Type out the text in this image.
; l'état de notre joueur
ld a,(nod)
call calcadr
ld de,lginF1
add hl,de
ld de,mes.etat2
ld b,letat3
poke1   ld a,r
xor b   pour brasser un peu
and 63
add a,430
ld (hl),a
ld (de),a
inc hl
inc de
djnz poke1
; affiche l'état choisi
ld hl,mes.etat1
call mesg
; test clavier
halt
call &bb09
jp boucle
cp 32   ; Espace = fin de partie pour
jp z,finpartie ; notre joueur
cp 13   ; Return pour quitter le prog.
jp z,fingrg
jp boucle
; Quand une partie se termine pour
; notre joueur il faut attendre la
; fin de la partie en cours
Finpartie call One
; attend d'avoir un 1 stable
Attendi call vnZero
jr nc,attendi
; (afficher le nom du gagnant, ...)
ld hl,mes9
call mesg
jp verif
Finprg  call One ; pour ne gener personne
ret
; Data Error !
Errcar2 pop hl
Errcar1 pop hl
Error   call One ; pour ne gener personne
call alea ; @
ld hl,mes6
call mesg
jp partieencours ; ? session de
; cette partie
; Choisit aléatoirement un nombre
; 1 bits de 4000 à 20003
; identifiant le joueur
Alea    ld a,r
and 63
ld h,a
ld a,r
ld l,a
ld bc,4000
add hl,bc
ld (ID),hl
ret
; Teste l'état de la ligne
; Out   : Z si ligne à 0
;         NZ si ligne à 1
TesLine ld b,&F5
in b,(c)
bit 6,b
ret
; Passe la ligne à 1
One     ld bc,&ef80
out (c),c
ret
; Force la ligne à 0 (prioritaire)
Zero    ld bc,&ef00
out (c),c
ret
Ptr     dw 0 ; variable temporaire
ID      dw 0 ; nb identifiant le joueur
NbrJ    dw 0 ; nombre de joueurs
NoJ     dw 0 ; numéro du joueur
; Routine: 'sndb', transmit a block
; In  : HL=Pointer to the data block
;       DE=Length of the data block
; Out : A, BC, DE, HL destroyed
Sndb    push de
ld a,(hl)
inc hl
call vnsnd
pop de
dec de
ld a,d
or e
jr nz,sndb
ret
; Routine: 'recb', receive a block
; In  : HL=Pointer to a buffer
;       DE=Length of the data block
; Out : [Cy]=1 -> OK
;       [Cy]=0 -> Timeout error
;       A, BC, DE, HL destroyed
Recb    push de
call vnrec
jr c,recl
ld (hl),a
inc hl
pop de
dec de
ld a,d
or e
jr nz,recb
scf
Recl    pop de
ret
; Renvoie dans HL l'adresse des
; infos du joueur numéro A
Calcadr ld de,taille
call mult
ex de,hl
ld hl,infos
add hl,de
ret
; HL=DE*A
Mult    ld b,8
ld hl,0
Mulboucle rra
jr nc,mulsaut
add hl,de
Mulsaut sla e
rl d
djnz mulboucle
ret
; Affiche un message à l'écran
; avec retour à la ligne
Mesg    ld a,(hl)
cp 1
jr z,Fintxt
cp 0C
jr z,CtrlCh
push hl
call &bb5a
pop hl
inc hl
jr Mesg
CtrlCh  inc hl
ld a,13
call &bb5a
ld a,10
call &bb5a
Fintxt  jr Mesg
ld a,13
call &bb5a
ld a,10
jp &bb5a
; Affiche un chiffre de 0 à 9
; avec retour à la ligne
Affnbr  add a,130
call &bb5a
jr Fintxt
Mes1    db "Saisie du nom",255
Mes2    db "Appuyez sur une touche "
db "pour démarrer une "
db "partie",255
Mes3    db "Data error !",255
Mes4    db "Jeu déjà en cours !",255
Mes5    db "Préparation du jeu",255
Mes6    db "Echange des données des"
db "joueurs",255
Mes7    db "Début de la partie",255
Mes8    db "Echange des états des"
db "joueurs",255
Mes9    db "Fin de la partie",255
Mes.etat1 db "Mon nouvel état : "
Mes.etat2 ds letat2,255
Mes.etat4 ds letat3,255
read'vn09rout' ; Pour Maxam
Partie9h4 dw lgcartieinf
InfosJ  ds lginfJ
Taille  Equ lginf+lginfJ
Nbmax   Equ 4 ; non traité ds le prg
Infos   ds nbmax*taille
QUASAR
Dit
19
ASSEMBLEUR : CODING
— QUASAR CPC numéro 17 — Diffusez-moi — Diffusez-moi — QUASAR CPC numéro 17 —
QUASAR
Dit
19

══════════

__What is asked__
The full set of records should be duplicated exactly.

__Task answer__
Type out the text in this image.
; l'état de notre joueur
ld a,(nod)
call calcadr
ld de,lginF1
add hl,de
ld de,mes.etat2
ld b,letat3
poke1   ld a,r
xor b   pour brasser un peu
and 63
add a,430
ld (hl),a
ld (de),a
inc hl
inc de
djnz poke1
; affiche l'état choisi
ld hl,mes.etat1
call mesg
; test clavier
halt
call &bb09
jp boucle
cp 32   ; Espace = fin de partie pour
jp z,finpartie ; notre joueur
cp 13   ; Return pour quitter le prog.
jp z,fingrg
jp boucle
; Quand une partie se termine pour
; notre joueur il faut attendre la
; fin de la partie en cours
Finpartie call One
; attend d'avoir un 1 stable
Attendi call vnZero
jr nc,attendi
; (afficher le nom du gagnant, ...)
ld hl,mes9
call mesg
jp verif
Finprg  call One ; pour ne gener personne
ret
; Data Error !
Errcar2 pop hl
Errcar1 pop hl
Error   call One ; pour ne gener personne
call alea ; @
ld hl,mes6
call mesg
jp partieencours ; ? session de
; cette partie
; Choisit aléatoirement un nombre
; 1 bits de 4000 à 20003
; identifiant le joueur
Alea    ld a,r
and 63
ld h,a
ld a,r
ld l,a
ld bc,4000
add hl,bc
ld (ID),hl
ret
; Teste l'état de la ligne
; Out   : Z si ligne à 0
;         NZ si ligne à 1
TesLine ld b,&F5
in b,(c)
bit 6,b
ret
; Passe la ligne à 1
One     ld bc,&ef80
out (c),c
ret
; Force la ligne à 0 (prioritaire)
Zero    ld bc,&ef00
out (c),c
ret
Ptr     dw 0 ; variable temporaire
ID      dw 0 ; nb identifiant le joueur
NbrJ    dw 0 ; nombre de joueurs
NoJ     dw 0 ; numéro du joueur
; Routine: 'sndb', transmit a block
; In  : HL=Pointer to the data block
;       DE=Length of the data block
; Out : A, BC, DE, HL destroyed
Sndb    push de
ld a,(hl)
inc hl
call vnsnd
pop de
dec de
ld a,d
or e
jr nz,sndb
ret
; Routine: 'recb', receive a block
; In  : HL=Pointer to a buffer
;       DE=Length of the data block
; Out : [Cy]=1 -> OK
;       [Cy]=0 -> Timeout error
;       A, BC, DE, HL destroyed
Recb    push de
call vnrec
jr c,recl
ld (hl),a
inc hl
pop de
dec de
ld a,d
or e
jr nz,recb
scf
Recl    pop de
ret
; Renvoie dans HL l'adresse des
; infos du joueur numéro A
Calcadr ld de,taille
call mult
ex de,hl
ld hl,infos
add hl,de
ret
; HL=DE*A
Mult    ld b,8
ld hl,0
Mulboucle rra
jr nc,mulsaut
add hl,de
Mulsaut sla e
rl d
djnz mulboucle
ret
; Affiche un message à l'écran
; avec retour à la ligne
Mesg    ld a,(hl)
cp 1
jr z,Fintxt
cp 0C
jr z,CtrlCh
push hl
call &bb5a
pop hl
inc hl
jr Mesg
CtrlCh  inc hl
ld a,13
call &bb5a
ld a,10
call &bb5a
Fintxt  jr Mesg
ld a,13
call &bb5a
ld a,10
jp &bb5a
; Affiche un chiffre de 0 à 9
; avec retour à la ligne
Affnbr  add a,130
call &bb5a
jr Fintxt
Mes1    db "Saisie du nom",255
Mes2    db "Appuyez sur une touche "
db "pour démarrer une "
db "partie",255
Mes3    db "Data error !",255
Mes4    db "Jeu déjà en cours !",255
Mes5    db "Préparation du jeu",255
Mes6    db "Echange des données des"
db "joueurs",255
Mes7    db "Début de la partie",255
Mes8    db "Echange des états des"
db "joueurs",255
Mes9    db "Fin de la partie",255
Mes.etat1 db "Mon nouvel état : "
Mes.etat2 ds letat2,255
Mes.etat4 ds letat3,255
read'vn09rout' ; Pour Maxam
Partie9h4 dw lgcartieinf
InfosJ  ds lginfJ
Taille  Equ lginf+lginfJ
Nbmax   Equ 4 ; non traité ds le prg
Infos   ds nbmax*taille
QUASAR
Dit
19
ASSEMBLEUR : CODING
— QUASAR CPC numéro 17 — Diffusez-moi — Diffusez-moi — QUASAR CPC numéro 17 —
QUASAR
Dit
19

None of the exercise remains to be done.